**STATED TASK**
Only lines holding the word "accent" should be copied from the material.

**Stored entries**
-----

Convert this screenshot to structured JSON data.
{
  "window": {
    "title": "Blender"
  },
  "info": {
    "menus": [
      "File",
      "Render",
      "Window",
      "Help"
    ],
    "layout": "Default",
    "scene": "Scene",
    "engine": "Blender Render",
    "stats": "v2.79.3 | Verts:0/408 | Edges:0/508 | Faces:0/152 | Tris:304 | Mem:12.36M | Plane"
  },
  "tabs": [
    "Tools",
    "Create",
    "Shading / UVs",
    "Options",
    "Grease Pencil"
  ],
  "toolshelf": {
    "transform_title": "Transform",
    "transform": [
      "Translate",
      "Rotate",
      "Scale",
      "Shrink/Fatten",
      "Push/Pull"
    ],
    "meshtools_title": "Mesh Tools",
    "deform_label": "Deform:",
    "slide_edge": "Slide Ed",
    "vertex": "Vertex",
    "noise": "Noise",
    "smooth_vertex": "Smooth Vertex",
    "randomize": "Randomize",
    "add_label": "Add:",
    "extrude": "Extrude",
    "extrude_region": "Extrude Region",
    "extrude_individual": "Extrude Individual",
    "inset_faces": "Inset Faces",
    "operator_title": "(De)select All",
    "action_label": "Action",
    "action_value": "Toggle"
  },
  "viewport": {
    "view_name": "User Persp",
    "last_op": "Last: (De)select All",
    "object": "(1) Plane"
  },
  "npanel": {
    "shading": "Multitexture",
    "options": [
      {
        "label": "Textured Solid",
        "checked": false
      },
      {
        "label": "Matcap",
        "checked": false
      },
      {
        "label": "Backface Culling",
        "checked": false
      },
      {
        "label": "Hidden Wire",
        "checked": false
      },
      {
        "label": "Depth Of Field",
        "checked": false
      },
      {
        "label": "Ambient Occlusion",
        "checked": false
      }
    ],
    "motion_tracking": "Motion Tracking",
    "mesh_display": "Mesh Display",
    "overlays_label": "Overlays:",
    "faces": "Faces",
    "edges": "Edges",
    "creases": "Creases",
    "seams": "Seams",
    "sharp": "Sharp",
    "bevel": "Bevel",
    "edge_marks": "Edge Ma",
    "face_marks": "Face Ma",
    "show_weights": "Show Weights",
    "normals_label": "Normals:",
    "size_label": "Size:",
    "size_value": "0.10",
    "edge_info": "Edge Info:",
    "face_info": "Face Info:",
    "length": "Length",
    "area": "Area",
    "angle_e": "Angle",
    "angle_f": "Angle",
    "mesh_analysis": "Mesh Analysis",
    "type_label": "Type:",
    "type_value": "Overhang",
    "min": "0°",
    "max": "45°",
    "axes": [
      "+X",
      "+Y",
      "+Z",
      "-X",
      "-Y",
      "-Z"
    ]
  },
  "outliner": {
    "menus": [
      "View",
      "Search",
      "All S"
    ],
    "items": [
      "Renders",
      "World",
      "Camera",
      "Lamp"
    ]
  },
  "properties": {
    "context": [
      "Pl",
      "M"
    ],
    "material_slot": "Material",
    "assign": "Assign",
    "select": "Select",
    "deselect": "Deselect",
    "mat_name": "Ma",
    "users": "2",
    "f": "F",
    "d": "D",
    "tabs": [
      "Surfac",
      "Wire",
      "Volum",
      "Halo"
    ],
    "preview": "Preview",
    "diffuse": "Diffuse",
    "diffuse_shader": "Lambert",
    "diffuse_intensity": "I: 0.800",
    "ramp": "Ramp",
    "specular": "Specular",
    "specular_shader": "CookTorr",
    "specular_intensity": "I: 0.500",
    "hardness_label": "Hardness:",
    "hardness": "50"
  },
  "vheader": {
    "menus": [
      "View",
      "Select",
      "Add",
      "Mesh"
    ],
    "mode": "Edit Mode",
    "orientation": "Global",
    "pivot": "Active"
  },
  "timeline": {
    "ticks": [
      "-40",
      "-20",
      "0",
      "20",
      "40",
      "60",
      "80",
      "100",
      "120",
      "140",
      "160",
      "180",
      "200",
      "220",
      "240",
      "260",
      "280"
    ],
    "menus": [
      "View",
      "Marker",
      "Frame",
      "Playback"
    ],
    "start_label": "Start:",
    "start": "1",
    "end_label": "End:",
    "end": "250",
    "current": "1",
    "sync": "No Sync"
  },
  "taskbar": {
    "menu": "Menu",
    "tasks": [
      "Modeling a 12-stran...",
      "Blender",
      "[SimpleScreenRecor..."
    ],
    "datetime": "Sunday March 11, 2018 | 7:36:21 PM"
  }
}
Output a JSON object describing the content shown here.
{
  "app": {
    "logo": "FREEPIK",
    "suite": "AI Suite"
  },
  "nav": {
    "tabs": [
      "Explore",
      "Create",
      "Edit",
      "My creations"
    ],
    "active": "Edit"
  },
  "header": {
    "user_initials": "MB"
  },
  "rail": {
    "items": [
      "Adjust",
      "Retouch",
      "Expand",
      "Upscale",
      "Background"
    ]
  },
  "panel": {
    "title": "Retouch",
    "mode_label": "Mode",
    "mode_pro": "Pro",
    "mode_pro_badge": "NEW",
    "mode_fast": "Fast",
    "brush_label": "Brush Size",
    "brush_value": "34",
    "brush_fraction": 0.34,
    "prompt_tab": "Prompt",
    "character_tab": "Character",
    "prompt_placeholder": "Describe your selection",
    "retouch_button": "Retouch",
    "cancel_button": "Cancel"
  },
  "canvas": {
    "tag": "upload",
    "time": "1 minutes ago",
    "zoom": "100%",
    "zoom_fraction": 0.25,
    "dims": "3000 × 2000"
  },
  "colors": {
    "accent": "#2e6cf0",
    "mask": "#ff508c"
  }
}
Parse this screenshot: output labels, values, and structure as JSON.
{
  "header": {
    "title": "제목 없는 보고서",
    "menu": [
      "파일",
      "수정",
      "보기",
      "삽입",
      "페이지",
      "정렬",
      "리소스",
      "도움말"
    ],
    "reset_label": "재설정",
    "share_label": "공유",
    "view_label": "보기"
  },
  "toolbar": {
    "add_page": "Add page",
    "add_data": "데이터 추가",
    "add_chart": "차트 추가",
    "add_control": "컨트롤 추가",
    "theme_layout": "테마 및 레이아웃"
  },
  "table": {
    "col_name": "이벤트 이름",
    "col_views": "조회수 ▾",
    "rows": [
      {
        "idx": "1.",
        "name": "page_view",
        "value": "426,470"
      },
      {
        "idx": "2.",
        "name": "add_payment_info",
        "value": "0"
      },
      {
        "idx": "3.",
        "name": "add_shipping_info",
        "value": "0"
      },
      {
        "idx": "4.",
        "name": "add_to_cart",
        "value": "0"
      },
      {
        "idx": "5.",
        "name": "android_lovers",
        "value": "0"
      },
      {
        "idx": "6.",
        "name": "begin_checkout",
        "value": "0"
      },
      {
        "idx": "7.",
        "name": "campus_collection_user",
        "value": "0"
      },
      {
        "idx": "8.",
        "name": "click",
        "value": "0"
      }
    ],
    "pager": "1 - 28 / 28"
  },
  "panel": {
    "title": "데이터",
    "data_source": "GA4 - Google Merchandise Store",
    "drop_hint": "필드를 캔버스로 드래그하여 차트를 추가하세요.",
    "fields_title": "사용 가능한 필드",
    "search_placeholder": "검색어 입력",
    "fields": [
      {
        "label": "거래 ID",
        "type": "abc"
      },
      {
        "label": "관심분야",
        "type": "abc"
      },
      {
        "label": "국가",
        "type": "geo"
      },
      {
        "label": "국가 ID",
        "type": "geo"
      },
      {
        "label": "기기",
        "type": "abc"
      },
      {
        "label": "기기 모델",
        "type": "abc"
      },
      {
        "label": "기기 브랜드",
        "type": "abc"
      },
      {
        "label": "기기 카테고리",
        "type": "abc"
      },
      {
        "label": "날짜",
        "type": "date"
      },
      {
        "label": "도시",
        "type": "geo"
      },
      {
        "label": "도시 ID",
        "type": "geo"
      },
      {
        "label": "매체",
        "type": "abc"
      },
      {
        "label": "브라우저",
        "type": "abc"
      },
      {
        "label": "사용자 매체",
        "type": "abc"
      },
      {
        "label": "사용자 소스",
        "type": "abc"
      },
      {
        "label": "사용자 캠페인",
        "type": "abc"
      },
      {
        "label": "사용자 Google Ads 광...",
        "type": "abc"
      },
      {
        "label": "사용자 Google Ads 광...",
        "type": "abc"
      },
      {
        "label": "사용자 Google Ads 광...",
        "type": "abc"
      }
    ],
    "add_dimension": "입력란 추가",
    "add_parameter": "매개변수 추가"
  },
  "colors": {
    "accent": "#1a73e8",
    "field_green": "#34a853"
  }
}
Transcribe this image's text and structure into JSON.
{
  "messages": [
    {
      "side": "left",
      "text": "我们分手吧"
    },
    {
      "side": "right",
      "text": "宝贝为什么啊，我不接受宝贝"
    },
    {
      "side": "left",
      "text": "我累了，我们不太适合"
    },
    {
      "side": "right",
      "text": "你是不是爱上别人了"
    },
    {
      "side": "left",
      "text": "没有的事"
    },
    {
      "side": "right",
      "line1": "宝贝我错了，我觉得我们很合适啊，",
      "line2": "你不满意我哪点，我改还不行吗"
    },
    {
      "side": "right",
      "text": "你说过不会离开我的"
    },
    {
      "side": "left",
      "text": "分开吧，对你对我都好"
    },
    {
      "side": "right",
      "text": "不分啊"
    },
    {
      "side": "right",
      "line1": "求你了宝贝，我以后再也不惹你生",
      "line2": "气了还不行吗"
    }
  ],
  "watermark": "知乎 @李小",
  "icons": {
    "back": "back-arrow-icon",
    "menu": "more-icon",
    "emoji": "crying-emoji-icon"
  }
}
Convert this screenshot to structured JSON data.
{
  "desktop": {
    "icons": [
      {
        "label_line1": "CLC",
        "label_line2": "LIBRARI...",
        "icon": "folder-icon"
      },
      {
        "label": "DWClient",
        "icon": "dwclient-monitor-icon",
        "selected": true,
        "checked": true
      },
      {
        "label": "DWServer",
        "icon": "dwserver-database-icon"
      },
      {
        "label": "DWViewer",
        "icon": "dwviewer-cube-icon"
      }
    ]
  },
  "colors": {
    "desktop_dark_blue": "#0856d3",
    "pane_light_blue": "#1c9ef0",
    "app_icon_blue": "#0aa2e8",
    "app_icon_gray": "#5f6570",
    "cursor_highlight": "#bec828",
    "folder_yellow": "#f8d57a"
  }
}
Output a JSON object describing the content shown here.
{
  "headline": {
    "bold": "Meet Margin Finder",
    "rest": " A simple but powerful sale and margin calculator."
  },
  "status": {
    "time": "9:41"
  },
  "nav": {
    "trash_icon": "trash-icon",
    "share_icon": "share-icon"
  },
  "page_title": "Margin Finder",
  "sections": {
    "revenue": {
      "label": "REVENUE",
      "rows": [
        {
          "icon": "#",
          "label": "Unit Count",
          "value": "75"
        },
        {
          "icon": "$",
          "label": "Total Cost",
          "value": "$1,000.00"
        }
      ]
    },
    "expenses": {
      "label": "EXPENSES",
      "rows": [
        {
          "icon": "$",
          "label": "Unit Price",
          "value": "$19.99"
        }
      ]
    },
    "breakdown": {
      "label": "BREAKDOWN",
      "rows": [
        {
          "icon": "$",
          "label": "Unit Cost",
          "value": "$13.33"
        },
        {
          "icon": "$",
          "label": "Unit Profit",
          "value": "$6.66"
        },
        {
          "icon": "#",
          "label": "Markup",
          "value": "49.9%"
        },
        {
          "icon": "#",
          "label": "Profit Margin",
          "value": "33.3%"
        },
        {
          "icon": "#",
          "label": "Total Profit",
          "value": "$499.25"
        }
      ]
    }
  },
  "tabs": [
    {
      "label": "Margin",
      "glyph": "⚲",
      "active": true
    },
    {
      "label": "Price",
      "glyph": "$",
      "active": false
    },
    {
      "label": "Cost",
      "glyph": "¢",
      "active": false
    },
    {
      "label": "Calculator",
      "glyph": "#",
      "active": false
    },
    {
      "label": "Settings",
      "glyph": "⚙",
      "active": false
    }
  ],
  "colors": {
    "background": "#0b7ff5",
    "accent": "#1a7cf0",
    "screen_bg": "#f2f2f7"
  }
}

-----

**SOLUTION**
    "accent": "#2e6cf0",
    "accent": "#1a73e8",
    "accent": "#1a7cf0",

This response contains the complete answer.